▶ _TASK PROMPT_
Quote, without change, all of the lines that follow.

----

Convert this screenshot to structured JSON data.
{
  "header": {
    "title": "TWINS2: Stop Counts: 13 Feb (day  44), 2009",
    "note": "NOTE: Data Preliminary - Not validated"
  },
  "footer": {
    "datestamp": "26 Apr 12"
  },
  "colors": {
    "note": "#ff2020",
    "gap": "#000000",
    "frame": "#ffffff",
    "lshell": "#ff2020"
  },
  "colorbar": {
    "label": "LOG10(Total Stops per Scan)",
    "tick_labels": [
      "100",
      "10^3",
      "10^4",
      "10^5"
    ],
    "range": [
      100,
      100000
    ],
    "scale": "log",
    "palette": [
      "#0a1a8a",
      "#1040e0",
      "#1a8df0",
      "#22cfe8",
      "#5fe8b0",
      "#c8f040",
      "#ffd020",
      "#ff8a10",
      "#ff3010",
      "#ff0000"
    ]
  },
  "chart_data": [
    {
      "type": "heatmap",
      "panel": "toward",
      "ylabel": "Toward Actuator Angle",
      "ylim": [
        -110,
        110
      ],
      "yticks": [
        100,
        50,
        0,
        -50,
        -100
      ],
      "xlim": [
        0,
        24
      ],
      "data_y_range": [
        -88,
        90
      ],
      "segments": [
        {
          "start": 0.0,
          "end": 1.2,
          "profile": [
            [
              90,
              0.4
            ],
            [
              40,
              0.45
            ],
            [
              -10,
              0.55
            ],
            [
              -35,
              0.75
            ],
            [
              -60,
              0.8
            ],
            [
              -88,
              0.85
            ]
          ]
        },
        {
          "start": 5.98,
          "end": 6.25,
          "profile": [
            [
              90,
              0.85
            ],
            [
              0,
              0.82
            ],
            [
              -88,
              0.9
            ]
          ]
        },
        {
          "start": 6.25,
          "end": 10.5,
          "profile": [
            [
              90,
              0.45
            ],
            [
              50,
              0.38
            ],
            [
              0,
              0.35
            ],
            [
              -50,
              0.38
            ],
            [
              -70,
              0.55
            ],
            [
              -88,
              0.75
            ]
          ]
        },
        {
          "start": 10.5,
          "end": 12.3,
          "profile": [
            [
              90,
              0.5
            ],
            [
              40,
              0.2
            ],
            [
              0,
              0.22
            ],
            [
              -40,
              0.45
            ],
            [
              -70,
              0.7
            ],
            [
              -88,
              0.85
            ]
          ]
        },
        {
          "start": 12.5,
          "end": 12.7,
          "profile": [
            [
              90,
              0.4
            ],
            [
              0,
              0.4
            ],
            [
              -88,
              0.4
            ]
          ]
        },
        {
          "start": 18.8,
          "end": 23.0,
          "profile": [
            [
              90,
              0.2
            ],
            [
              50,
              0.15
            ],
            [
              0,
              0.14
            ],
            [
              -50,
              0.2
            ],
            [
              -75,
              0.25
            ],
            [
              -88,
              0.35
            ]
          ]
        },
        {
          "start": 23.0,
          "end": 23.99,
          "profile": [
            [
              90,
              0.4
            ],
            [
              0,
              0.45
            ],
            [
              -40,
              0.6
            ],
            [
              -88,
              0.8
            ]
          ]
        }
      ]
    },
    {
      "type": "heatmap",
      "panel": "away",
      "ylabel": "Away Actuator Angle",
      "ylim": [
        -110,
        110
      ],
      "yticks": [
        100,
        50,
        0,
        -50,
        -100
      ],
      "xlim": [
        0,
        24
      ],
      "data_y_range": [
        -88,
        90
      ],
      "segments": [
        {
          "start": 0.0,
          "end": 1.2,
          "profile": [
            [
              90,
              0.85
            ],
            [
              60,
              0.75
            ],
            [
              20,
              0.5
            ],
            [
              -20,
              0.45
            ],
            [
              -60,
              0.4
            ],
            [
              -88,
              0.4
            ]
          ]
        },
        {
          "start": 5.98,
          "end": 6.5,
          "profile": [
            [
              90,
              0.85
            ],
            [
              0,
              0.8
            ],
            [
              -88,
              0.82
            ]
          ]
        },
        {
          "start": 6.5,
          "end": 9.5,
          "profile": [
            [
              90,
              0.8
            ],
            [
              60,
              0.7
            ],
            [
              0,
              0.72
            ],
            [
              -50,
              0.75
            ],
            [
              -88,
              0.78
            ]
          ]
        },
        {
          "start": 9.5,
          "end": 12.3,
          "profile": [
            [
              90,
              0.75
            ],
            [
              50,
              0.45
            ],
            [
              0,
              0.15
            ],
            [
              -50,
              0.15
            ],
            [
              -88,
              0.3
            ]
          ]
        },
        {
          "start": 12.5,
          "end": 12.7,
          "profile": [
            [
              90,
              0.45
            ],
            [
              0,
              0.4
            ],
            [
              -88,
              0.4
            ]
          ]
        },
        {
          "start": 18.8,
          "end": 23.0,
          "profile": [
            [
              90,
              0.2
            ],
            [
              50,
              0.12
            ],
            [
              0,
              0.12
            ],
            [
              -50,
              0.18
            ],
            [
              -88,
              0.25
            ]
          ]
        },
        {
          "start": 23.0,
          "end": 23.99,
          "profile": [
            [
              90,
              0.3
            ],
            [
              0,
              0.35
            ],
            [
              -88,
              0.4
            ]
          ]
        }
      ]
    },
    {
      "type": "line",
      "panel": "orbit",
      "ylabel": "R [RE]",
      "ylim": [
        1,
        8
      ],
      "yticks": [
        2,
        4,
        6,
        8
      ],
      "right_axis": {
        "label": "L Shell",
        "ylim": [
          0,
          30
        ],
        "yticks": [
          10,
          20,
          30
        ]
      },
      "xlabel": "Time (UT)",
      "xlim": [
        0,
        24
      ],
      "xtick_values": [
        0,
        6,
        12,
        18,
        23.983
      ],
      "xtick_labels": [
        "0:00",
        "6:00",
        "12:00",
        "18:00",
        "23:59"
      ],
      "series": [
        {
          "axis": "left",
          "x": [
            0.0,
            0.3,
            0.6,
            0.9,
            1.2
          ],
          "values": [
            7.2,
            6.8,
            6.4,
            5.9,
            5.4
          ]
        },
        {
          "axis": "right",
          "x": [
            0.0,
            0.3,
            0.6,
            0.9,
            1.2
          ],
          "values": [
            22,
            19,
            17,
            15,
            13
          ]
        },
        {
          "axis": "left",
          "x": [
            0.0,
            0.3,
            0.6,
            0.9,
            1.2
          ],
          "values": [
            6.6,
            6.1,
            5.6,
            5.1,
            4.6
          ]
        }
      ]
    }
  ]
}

----

▶ _FINISHED ANSWER_
Convert this screenshot to structured JSON data.
{
  "header": {
    "title": "TWINS2: Stop Counts: 13 Feb (day  44), 2009",
    "note": "NOTE: Data Preliminary - Not validated"
  },
  "footer": {
    "datestamp": "26 Apr 12"
  },
  "colors": {
    "note": "#ff2020",
    "gap": "#000000",
    "frame": "#ffffff",
    "lshell": "#ff2020"
  },
  "colorbar": {
    "label": "LOG10(Total Stops per Scan)",
    "tick_labels": [
      "100",
      "10^3",
      "10^4",
      "10^5"
    ],
    "range": [
      100,
      100000
    ],
    "scale": "log",
    "palette": [
      "#0a1a8a",
      "#1040e0",
      "#1a8df0",
      "#22cfe8",
      "#5fe8b0",
      "#c8f040",
      "#ffd020",
      "#ff8a10",
      "#ff3010",
      "#ff0000"
    ]
  },
  "chart_data": [
    {
      "type": "heatmap",
      "panel": "toward",
      "ylabel": "Toward Actuator Angle",
      "ylim": [
        -110,
        110
      ],
      "yticks": [
        100,
        50,
        0,
        -50,
        -100
      ],
      "xlim": [
        0,
        24
      ],
      "data_y_range": [
        -88,
        90
      ],
      "segments": [
        {
          "start": 0.0,
          "end": 1.2,
          "profile": [
            [
              90,
              0.4
            ],
            [
              40,
              0.45
            ],
            [
              -10,
              0.55
            ],
            [
              -35,
              0.75
            ],
            [
              -60,
              0.8
            ],
            [
              -88,
              0.85
            ]
          ]
        },
        {
          "start": 5.98,
          "end": 6.25,
          "profile": [
            [
              90,
              0.85
            ],
            [
              0,
              0.82
            ],
            [
              -88,
              0.9
            ]
          ]
        },
        {
          "start": 6.25,
          "end": 10.5,
          "profile": [
            [
              90,
              0.45
            ],
            [
              50,
              0.38
            ],
            [
              0,
              0.35
            ],
            [
              -50,
              0.38
            ],
            [
              -70,
              0.55
            ],
            [
              -88,
              0.75
            ]
          ]
        },
        {
          "start": 10.5,
          "end": 12.3,
          "profile": [
            [
              90,
              0.5
            ],
            [
              40,
              0.2
            ],
            [
              0,
              0.22
            ],
            [
              -40,
              0.45
            ],
            [
              -70,
              0.7
            ],
            [
              -88,
              0.85
            ]
          ]
        },
        {
          "start": 12.5,
          "end": 12.7,
          "profile": [
            [
              90,
              0.4
            ],
            [
              0,
              0.4
            ],
            [
              -88,
              0.4
            ]
          ]
        },
        {
          "start": 18.8,
          "end": 23.0,
          "profile": [
            [
              90,
              0.2
            ],
            [
              50,
              0.15
            ],
            [
              0,
              0.14
            ],
            [
              -50,
              0.2
            ],
            [
              -75,
              0.25
            ],
            [
              -88,
              0.35
            ]
          ]
        },
        {
          "start": 23.0,
          "end": 23.99,
          "profile": [
            [
              90,
              0.4
            ],
            [
              0,
              0.45
            ],
            [
              -40,
              0.6
            ],
            [
              -88,
              0.8
            ]
          ]
        }
      ]
    },
    {
      "type": "heatmap",
      "panel": "away",
      "ylabel": "Away Actuator Angle",
      "ylim": [
        -110,
        110
      ],
      "yticks": [
        100,
        50,
        0,
        -50,
        -100
      ],
      "xlim": [
        0,
        24
      ],
      "data_y_range": [
        -88,
        90
      ],
      "segments": [
        {
          "start": 0.0,
          "end": 1.2,
          "profile": [
            [
              90,
              0.85
            ],
            [
              60,
              0.75
            ],
            [
              20,
              0.5
            ],
            [
              -20,
              0.45
            ],
            [
              -60,
              0.4
            ],
            [
              -88,
              0.4
            ]
          ]
        },
        {
          "start": 5.98,
          "end": 6.5,
          "profile": [
            [
              90,
              0.85
            ],
            [
              0,
              0.8
            ],
            [
              -88,
              0.82
            ]
          ]
        },
        {
          "start": 6.5,
          "end": 9.5,
          "profile": [
            [
              90,
              0.8
            ],
            [
              60,
              0.7
            ],
            [
              0,
              0.72
            ],
            [
              -50,
              0.75
            ],
            [
              -88,
              0.78
            ]
          ]
        },
        {
          "start": 9.5,
          "end": 12.3,
          "profile": [
            [
              90,
              0.75
            ],
            [
              50,
              0.45
            ],
            [
              0,
              0.15
            ],
            [
              -50,
              0.15
            ],
            [
              -88,
              0.3
            ]
          ]
        },
        {
          "start": 12.5,
          "end": 12.7,
          "profile": [
            [
              90,
              0.45
            ],
            [
              0,
              0.4
            ],
            [
              -88,
              0.4
            ]
          ]
        },
        {
          "start": 18.8,
          "end": 23.0,
          "profile": [
            [
              90,
              0.2
            ],
            [
              50,
              0.12
            ],
            [
              0,
              0.12
            ],
            [
              -50,
              0.18
            ],
            [
              -88,
              0.25
            ]
          ]
        },
        {
          "start": 23.0,
          "end": 23.99,
          "profile": [
            [
              90,
              0.3
            ],
            [
              0,
              0.35
            ],
            [
              -88,
              0.4
            ]
          ]
        }
      ]
    },
    {
      "type": "line",
      "panel": "orbit",
      "ylabel": "R [RE]",
      "ylim": [
        1,
        8
      ],
      "yticks": [
        2,
        4,
        6,
        8
      ],
      "right_axis": {
        "label": "L Shell",
        "ylim": [
          0,
          30
        ],
        "yticks": [
          10,
          20,
          30
        ]
      },
      "xlabel": "Time (UT)",
      "xlim": [
        0,
        24
      ],
      "xtick_values": [
        0,
        6,
        12,
        18,
        23.983
      ],
      "xtick_labels": [
        "0:00",
        "6:00",
        "12:00",
        "18:00",
        "23:59"
      ],
      "series": [
        {
          "axis": "left",
          "x": [
            0.0,
            0.3,
            0.6,
            0.9,
            1.2
          ],
          "values": [
            7.2,
            6.8,
            6.4,
            5.9,
            5.4
          ]
        },
        {
          "axis": "right",
          "x": [
            0.0,
            0.3,
            0.6,
            0.9,
            1.2
          ],
          "values": [
            22,
            19,
            17,
            15,
            13
          ]
        },
        {
          "axis": "left",
          "x": [
            0.0,
            0.3,
            0.6,
            0.9,
            1.2
          ],
          "values": [
            6.6,
            6.1,
            5.6,
            5.1,
            4.6
          ]
        }
      ]
    }
  ]
}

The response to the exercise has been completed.